## Material shown
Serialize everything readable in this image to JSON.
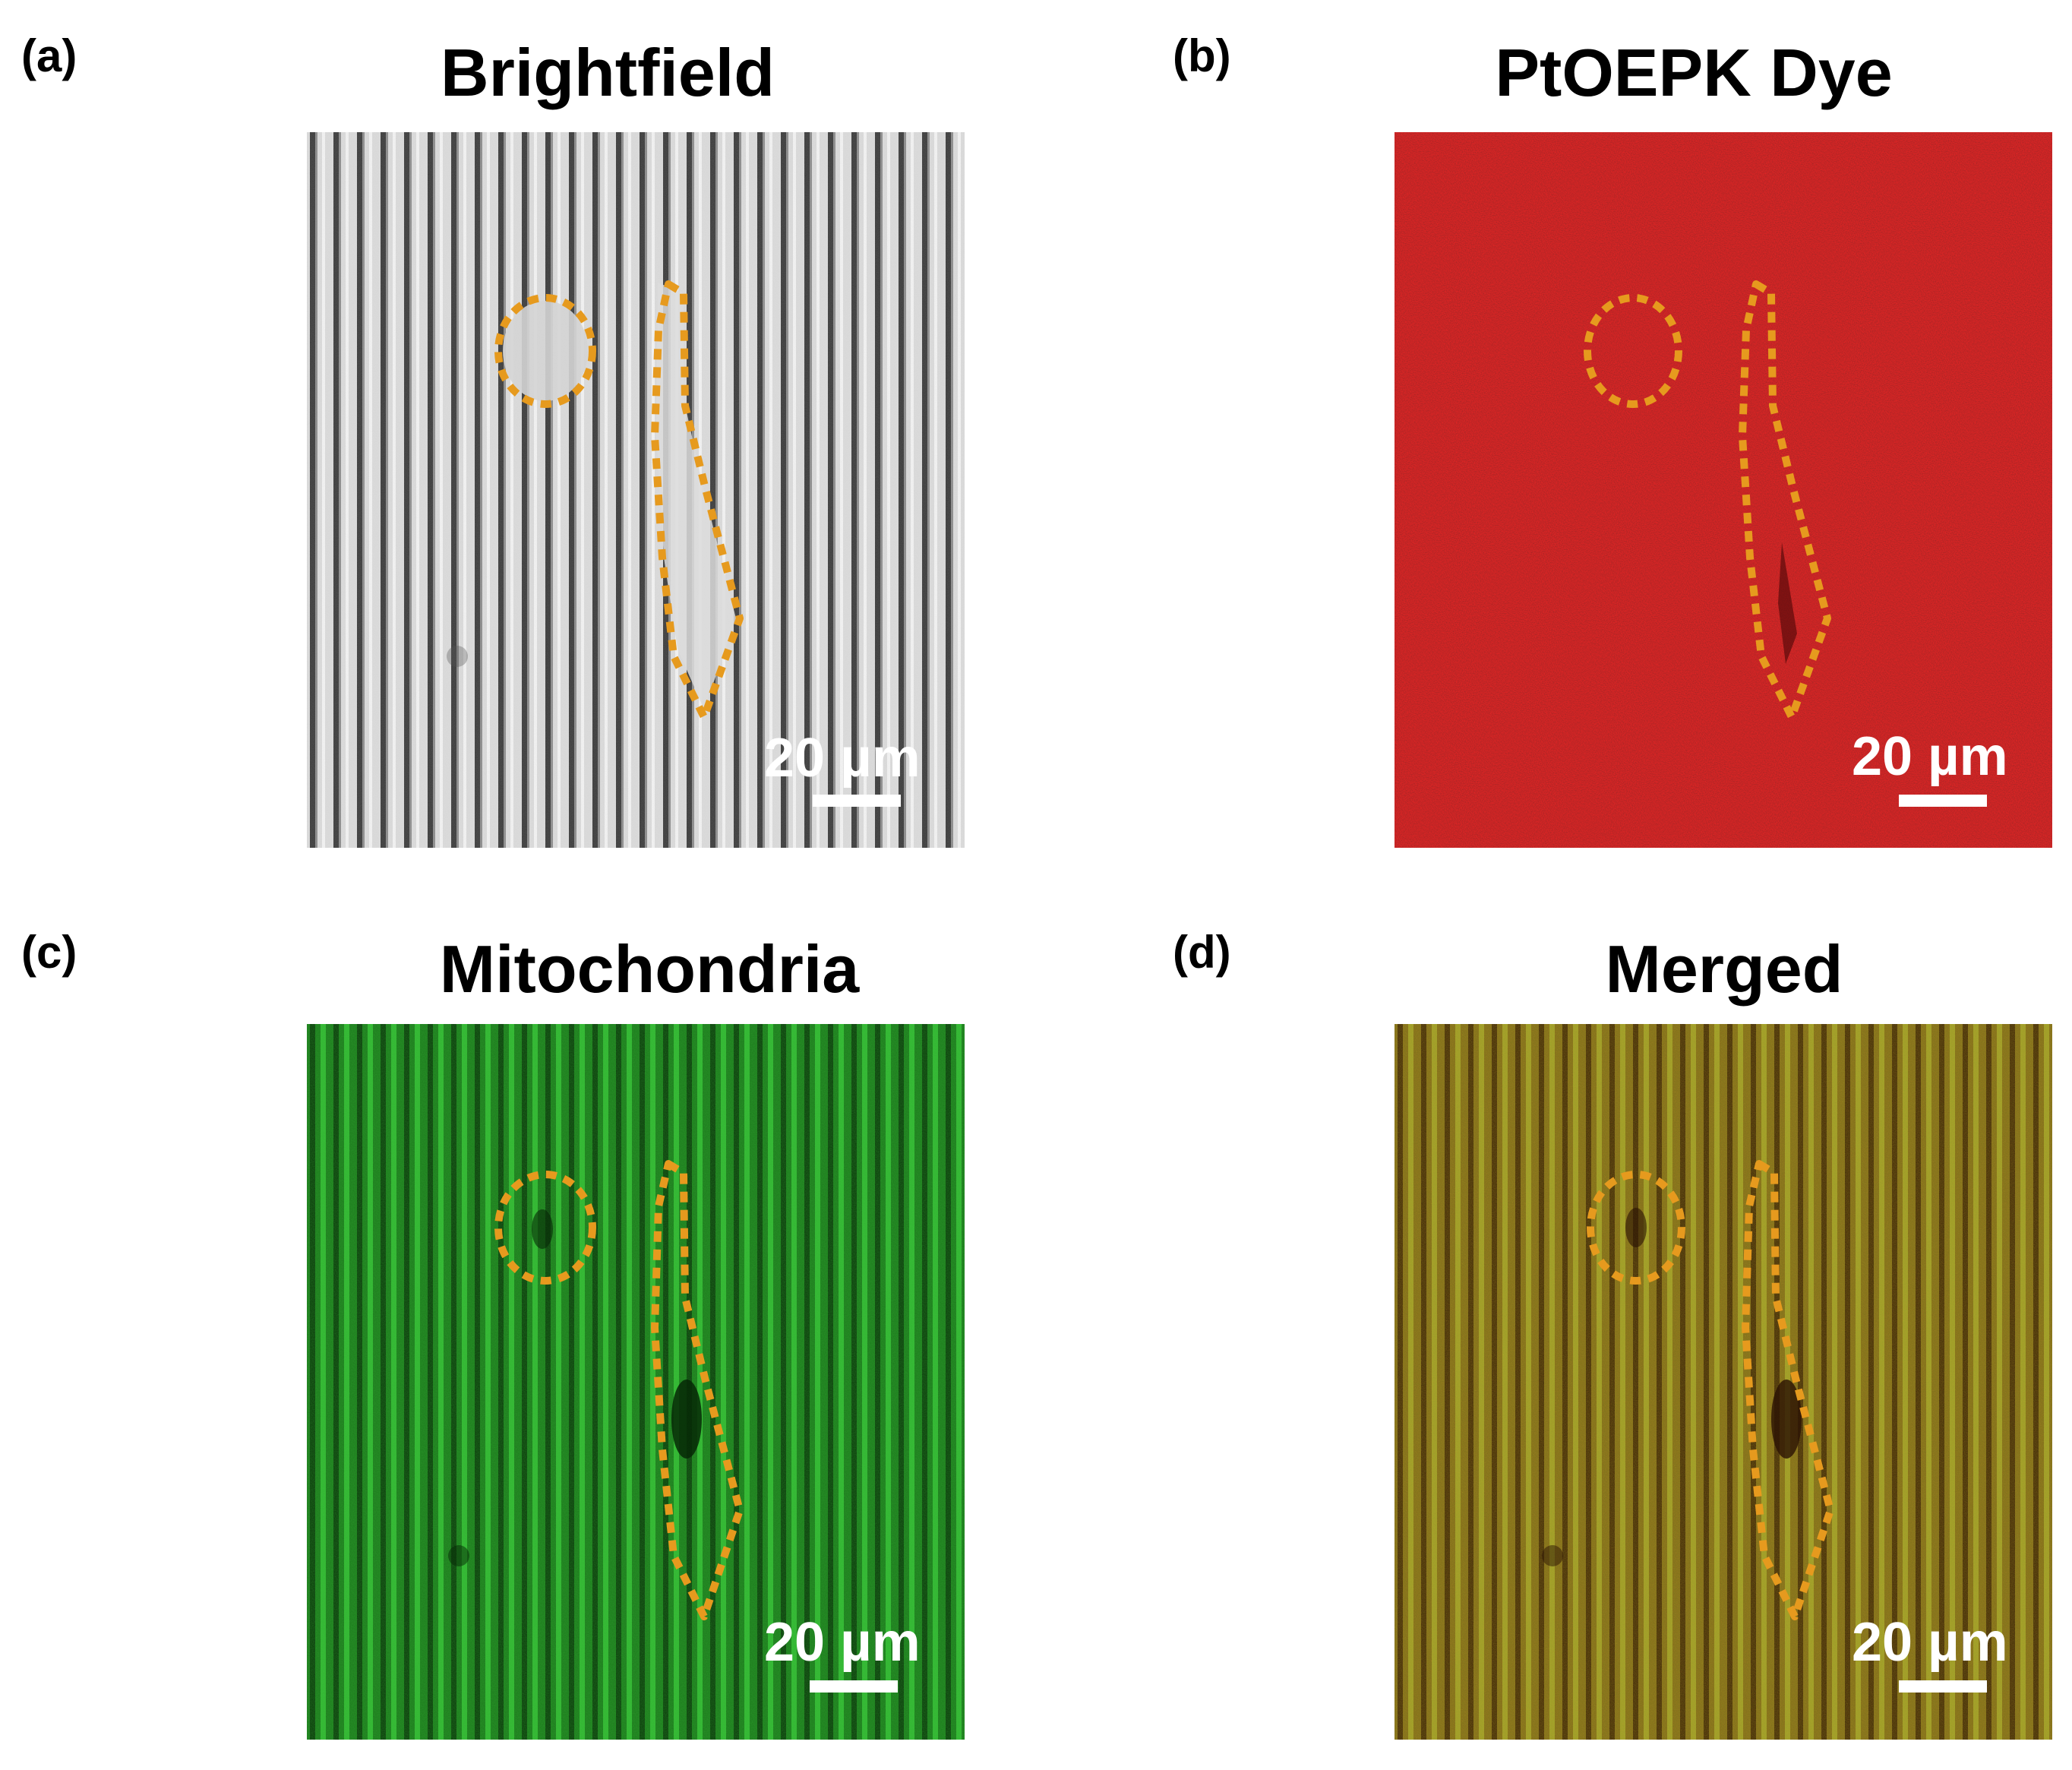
{
  "panels": [
    {
      "letter": "(a)",
      "title": "Brightfield",
      "scale": "20 µm"
    },
    {
      "letter": "(b)",
      "title": "PtOEPK Dye",
      "scale": "20 µm"
    },
    {
      "letter": "(c)",
      "title": "Mitochondria",
      "scale": "20 µm"
    },
    {
      "letter": "(d)",
      "title": "Merged",
      "scale": "20 µm"
    }
  ],
  "colors": {
    "outline": "#e69a1e",
    "brightfield_bg": "#d9d9d9",
    "dye_bg": "#b81414",
    "mito_bg": "#1f8a1f",
    "merged_bg": "#8a7a1c"
  }
}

## Set exercise
Leave out the pictures and output the rest of the material exactly as written.

## Solved exercise
Serialize everything readable in this image to JSON.
{
  "panels": [
    {
      "letter": "(a)",
      "title": "Brightfield",
      "scale": "20 µm"
    },
    {
      "letter": "(b)",
      "title": "PtOEPK Dye",
      "scale": "20 µm"
    },
    {
      "letter": "(c)",
      "title": "Mitochondria",
      "scale": "20 µm"
    },
    {
      "letter": "(d)",
      "title": "Merged",
      "scale": "20 µm"
    }
  ],
  "colors": {
    "outline": "#e69a1e",
    "brightfield_bg": "#d9d9d9",
    "dye_bg": "#b81414",
    "mito_bg": "#1f8a1f",
    "merged_bg": "#8a7a1c"
  }
}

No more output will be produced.